— STATED PROBLEM —
Using the material below, copy every line where "road" appears.

-- Start of STORED ROWS --

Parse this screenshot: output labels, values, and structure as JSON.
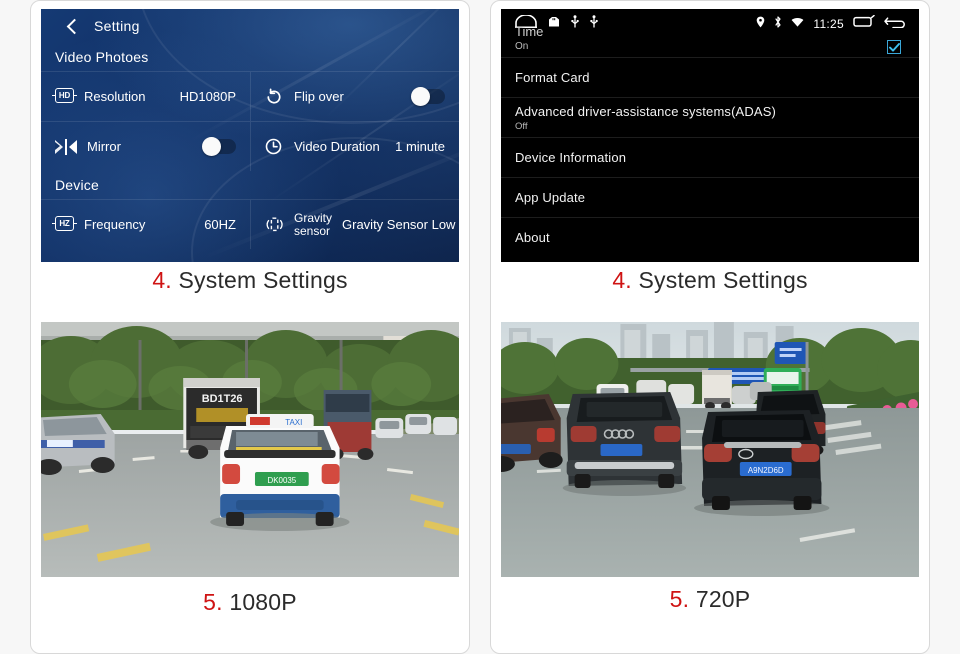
{
  "left_card": {
    "screen": {
      "titlebar": {
        "back_icon": "chevron-left-icon",
        "title": "Setting"
      },
      "sections": [
        {
          "header": "Video Photoes",
          "rows": [
            [
              {
                "icon": "hd-icon",
                "icon_text": "HD",
                "label": "Resolution",
                "value": "HD1080P",
                "type": "value"
              },
              {
                "icon": "rotate-icon",
                "label": "Flip over",
                "value": "",
                "type": "toggle",
                "toggle_on": false
              }
            ],
            [
              {
                "icon": "mirror-icon",
                "label": "Mirror",
                "value": "",
                "type": "toggle",
                "toggle_on": false
              },
              {
                "icon": "clock-icon",
                "label": "Video Duration",
                "value": "1 minute",
                "type": "value"
              }
            ]
          ]
        },
        {
          "header": "Device",
          "rows": [
            [
              {
                "icon": "hz-icon",
                "icon_text": "HZ",
                "label": "Frequency",
                "value": "60HZ",
                "type": "value"
              },
              {
                "icon": "gravity-sensor-icon",
                "label": "Gravity sensor",
                "value": "Gravity Sensor Low",
                "type": "value"
              }
            ]
          ]
        }
      ]
    },
    "caption_top": {
      "num": "4.",
      "text": "System Settings"
    },
    "caption_bottom": {
      "num": "5.",
      "text": "1080P"
    },
    "photo_alt": "dashcam-photo-road-with-white-taxi"
  },
  "right_card": {
    "screen": {
      "statusbar": {
        "left_icons": [
          "home-arch-icon",
          "sdcard-icon",
          "usb-icon",
          "usb-icon"
        ],
        "right_icons": [
          "location-pin-icon",
          "bluetooth-icon",
          "wifi-icon"
        ],
        "time": "11:25",
        "recents_icon": "recents-icon",
        "back_icon": "back-arrow-icon"
      },
      "partial_row": {
        "title": "Time",
        "subtitle": "On",
        "checkbox_icon": "checkmark-icon",
        "checked": true
      },
      "rows": [
        {
          "title": "Format Card",
          "subtitle": ""
        },
        {
          "title": "Advanced driver-assistance systems(ADAS)",
          "subtitle": "Off"
        },
        {
          "title": "Device Information",
          "subtitle": ""
        },
        {
          "title": "App Update",
          "subtitle": ""
        },
        {
          "title": "About",
          "subtitle": ""
        }
      ]
    },
    "caption_top": {
      "num": "4.",
      "text": "System Settings"
    },
    "caption_bottom": {
      "num": "5.",
      "text": "720P"
    },
    "photo_alt": "dashcam-photo-urban-road-with-audi-and-hyundai"
  },
  "colors": {
    "page_background": "#f7f7f7",
    "card_background": "#ffffff",
    "card_border": "#d8d8d8",
    "blue_screen": "#0f2d61",
    "black_screen": "#000000",
    "caption_number": "#cf1313",
    "caption_text": "#2b2b2b",
    "checkbox_accent": "#3aa7d8"
  }
}
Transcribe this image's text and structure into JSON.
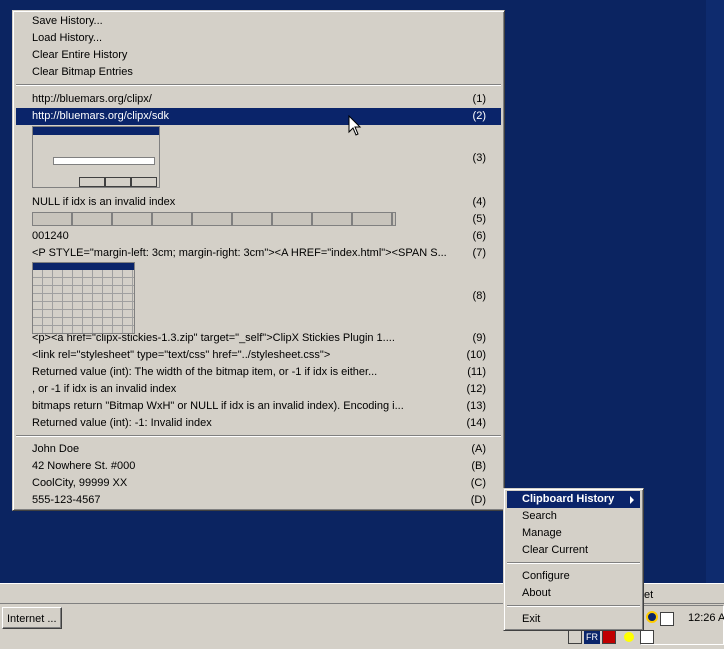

-- End of STORED ROWS --

— RESPONSE TO THIS EXERCISE —
    "photo_alt": "dashcam-photo-road-with-white-taxi"
    "photo_alt": "dashcam-photo-urban-road-with-audi-and-hyundai"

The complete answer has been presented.